(Figure data in JSON)
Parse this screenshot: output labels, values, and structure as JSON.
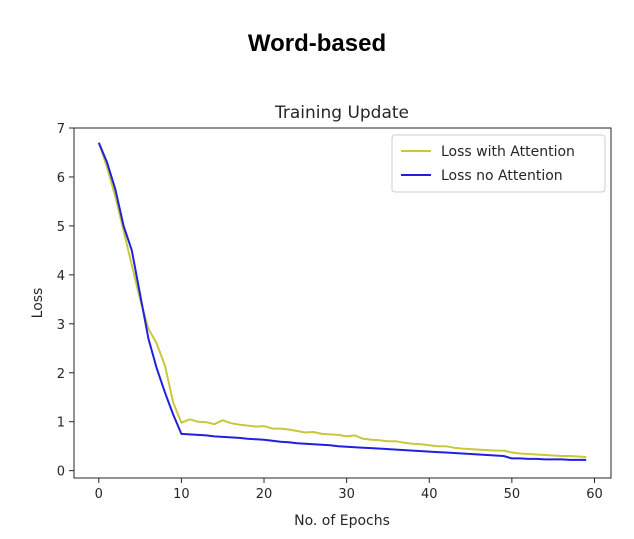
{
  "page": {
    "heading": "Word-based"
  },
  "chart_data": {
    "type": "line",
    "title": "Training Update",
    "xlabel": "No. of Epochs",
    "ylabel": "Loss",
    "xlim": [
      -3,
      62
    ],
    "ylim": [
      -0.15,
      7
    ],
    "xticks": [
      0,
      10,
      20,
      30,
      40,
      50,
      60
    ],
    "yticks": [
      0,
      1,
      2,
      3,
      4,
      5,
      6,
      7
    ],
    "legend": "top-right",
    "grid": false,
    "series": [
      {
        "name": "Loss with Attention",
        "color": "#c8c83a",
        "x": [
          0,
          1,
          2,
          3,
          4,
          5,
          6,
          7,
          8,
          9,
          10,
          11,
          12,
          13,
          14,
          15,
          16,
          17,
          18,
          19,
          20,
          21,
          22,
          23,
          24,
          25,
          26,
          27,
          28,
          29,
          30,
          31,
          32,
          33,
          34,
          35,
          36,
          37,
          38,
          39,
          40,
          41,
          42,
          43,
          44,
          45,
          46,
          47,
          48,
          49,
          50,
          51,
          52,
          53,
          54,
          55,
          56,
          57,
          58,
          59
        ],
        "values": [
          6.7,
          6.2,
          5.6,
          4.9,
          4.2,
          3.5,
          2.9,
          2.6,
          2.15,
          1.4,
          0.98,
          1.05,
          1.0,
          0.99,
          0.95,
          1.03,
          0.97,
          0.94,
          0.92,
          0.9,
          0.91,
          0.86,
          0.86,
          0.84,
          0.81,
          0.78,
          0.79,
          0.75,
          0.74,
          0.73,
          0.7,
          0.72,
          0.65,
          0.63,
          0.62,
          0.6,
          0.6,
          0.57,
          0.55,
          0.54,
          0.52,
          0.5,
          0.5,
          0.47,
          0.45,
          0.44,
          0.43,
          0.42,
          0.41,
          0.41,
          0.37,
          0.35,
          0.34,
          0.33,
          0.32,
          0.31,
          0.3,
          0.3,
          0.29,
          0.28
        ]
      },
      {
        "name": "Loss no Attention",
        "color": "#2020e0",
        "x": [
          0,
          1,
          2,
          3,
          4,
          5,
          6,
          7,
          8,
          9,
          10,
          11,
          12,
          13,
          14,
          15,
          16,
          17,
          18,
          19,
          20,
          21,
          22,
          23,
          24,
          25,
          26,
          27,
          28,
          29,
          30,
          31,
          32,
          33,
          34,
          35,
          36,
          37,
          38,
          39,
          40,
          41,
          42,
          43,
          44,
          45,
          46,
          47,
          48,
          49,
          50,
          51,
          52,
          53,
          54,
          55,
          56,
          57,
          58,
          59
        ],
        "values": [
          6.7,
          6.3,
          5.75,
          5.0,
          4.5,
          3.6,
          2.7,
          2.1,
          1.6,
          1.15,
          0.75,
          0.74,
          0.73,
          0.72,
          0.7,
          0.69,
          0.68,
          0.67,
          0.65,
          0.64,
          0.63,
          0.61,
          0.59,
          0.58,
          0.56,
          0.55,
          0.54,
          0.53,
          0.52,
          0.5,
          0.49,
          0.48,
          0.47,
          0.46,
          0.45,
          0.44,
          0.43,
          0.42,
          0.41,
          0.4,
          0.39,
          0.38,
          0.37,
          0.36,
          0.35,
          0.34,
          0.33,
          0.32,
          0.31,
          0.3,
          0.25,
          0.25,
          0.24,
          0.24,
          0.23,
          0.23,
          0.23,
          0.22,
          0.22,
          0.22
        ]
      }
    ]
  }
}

(Written problem)
Leave the pictures out and print the records above exactly as they stand.

(Result for this task)
Parse this screenshot: output labels, values, and structure as JSON.
{
  "page": {
    "heading": "Word-based"
  },
  "chart_data": {
    "type": "line",
    "title": "Training Update",
    "xlabel": "No. of Epochs",
    "ylabel": "Loss",
    "xlim": [
      -3,
      62
    ],
    "ylim": [
      -0.15,
      7
    ],
    "xticks": [
      0,
      10,
      20,
      30,
      40,
      50,
      60
    ],
    "yticks": [
      0,
      1,
      2,
      3,
      4,
      5,
      6,
      7
    ],
    "legend": "top-right",
    "grid": false,
    "series": [
      {
        "name": "Loss with Attention",
        "color": "#c8c83a",
        "x": [
          0,
          1,
          2,
          3,
          4,
          5,
          6,
          7,
          8,
          9,
          10,
          11,
          12,
          13,
          14,
          15,
          16,
          17,
          18,
          19,
          20,
          21,
          22,
          23,
          24,
          25,
          26,
          27,
          28,
          29,
          30,
          31,
          32,
          33,
          34,
          35,
          36,
          37,
          38,
          39,
          40,
          41,
          42,
          43,
          44,
          45,
          46,
          47,
          48,
          49,
          50,
          51,
          52,
          53,
          54,
          55,
          56,
          57,
          58,
          59
        ],
        "values": [
          6.7,
          6.2,
          5.6,
          4.9,
          4.2,
          3.5,
          2.9,
          2.6,
          2.15,
          1.4,
          0.98,
          1.05,
          1.0,
          0.99,
          0.95,
          1.03,
          0.97,
          0.94,
          0.92,
          0.9,
          0.91,
          0.86,
          0.86,
          0.84,
          0.81,
          0.78,
          0.79,
          0.75,
          0.74,
          0.73,
          0.7,
          0.72,
          0.65,
          0.63,
          0.62,
          0.6,
          0.6,
          0.57,
          0.55,
          0.54,
          0.52,
          0.5,
          0.5,
          0.47,
          0.45,
          0.44,
          0.43,
          0.42,
          0.41,
          0.41,
          0.37,
          0.35,
          0.34,
          0.33,
          0.32,
          0.31,
          0.3,
          0.3,
          0.29,
          0.28
        ]
      },
      {
        "name": "Loss no Attention",
        "color": "#2020e0",
        "x": [
          0,
          1,
          2,
          3,
          4,
          5,
          6,
          7,
          8,
          9,
          10,
          11,
          12,
          13,
          14,
          15,
          16,
          17,
          18,
          19,
          20,
          21,
          22,
          23,
          24,
          25,
          26,
          27,
          28,
          29,
          30,
          31,
          32,
          33,
          34,
          35,
          36,
          37,
          38,
          39,
          40,
          41,
          42,
          43,
          44,
          45,
          46,
          47,
          48,
          49,
          50,
          51,
          52,
          53,
          54,
          55,
          56,
          57,
          58,
          59
        ],
        "values": [
          6.7,
          6.3,
          5.75,
          5.0,
          4.5,
          3.6,
          2.7,
          2.1,
          1.6,
          1.15,
          0.75,
          0.74,
          0.73,
          0.72,
          0.7,
          0.69,
          0.68,
          0.67,
          0.65,
          0.64,
          0.63,
          0.61,
          0.59,
          0.58,
          0.56,
          0.55,
          0.54,
          0.53,
          0.52,
          0.5,
          0.49,
          0.48,
          0.47,
          0.46,
          0.45,
          0.44,
          0.43,
          0.42,
          0.41,
          0.4,
          0.39,
          0.38,
          0.37,
          0.36,
          0.35,
          0.34,
          0.33,
          0.32,
          0.31,
          0.3,
          0.25,
          0.25,
          0.24,
          0.24,
          0.23,
          0.23,
          0.23,
          0.22,
          0.22,
          0.22
        ]
      }
    ]
  }
}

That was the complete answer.